[AIM OF THE EXERCISE]
Return all entries word for word, but drop any images.
## start EXCERPTED DATA
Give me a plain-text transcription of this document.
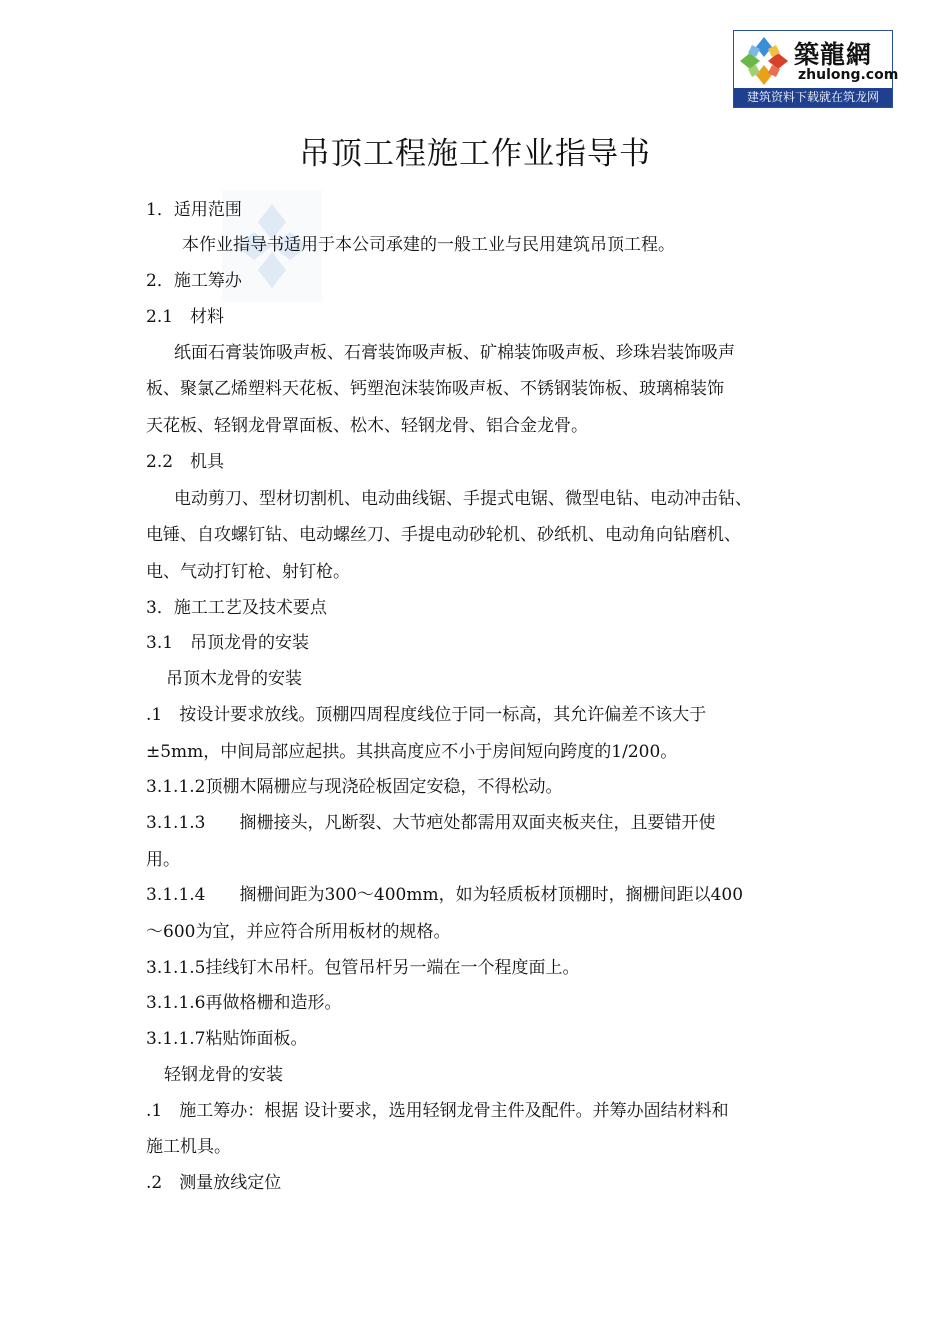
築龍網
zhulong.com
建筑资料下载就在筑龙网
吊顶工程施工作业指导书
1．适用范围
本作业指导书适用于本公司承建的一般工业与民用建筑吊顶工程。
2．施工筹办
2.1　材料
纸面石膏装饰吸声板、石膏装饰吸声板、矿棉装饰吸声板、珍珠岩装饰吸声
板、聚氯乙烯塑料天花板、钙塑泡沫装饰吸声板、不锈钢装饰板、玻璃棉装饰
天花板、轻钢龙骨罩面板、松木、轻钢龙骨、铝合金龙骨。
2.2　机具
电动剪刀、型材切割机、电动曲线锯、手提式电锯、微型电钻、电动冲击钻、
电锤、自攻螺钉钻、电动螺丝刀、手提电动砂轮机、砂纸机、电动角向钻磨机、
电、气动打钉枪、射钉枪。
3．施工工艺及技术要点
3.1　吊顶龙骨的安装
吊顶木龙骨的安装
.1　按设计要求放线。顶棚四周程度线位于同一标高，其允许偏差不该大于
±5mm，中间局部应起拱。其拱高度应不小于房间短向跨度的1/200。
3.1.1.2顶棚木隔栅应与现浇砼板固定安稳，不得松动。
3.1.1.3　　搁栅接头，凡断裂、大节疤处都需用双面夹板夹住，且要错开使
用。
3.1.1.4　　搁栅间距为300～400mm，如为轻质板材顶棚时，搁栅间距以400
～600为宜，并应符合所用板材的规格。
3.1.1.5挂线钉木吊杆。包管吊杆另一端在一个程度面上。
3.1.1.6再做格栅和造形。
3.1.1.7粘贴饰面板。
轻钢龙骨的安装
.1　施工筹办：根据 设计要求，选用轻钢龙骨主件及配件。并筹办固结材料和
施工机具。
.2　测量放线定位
## end EXCERPTED DATA
[CORRECT RESPONSE]
Give me a plain-text transcription of this document.
築龍網
zhulong.com
建筑资料下载就在筑龙网
吊顶工程施工作业指导书
1．适用范围
本作业指导书适用于本公司承建的一般工业与民用建筑吊顶工程。
2．施工筹办
2.1　材料
纸面石膏装饰吸声板、石膏装饰吸声板、矿棉装饰吸声板、珍珠岩装饰吸声
板、聚氯乙烯塑料天花板、钙塑泡沫装饰吸声板、不锈钢装饰板、玻璃棉装饰
天花板、轻钢龙骨罩面板、松木、轻钢龙骨、铝合金龙骨。
2.2　机具
电动剪刀、型材切割机、电动曲线锯、手提式电锯、微型电钻、电动冲击钻、
电锤、自攻螺钉钻、电动螺丝刀、手提电动砂轮机、砂纸机、电动角向钻磨机、
电、气动打钉枪、射钉枪。
3．施工工艺及技术要点
3.1　吊顶龙骨的安装
吊顶木龙骨的安装
.1　按设计要求放线。顶棚四周程度线位于同一标高，其允许偏差不该大于
±5mm，中间局部应起拱。其拱高度应不小于房间短向跨度的1/200。
3.1.1.2顶棚木隔栅应与现浇砼板固定安稳，不得松动。
3.1.1.3　　搁栅接头，凡断裂、大节疤处都需用双面夹板夹住，且要错开使
用。
3.1.1.4　　搁栅间距为300～400mm，如为轻质板材顶棚时，搁栅间距以400
～600为宜，并应符合所用板材的规格。
3.1.1.5挂线钉木吊杆。包管吊杆另一端在一个程度面上。
3.1.1.6再做格栅和造形。
3.1.1.7粘贴饰面板。
轻钢龙骨的安装
.1　施工筹办：根据 设计要求，选用轻钢龙骨主件及配件。并筹办固结材料和
施工机具。
.2　测量放线定位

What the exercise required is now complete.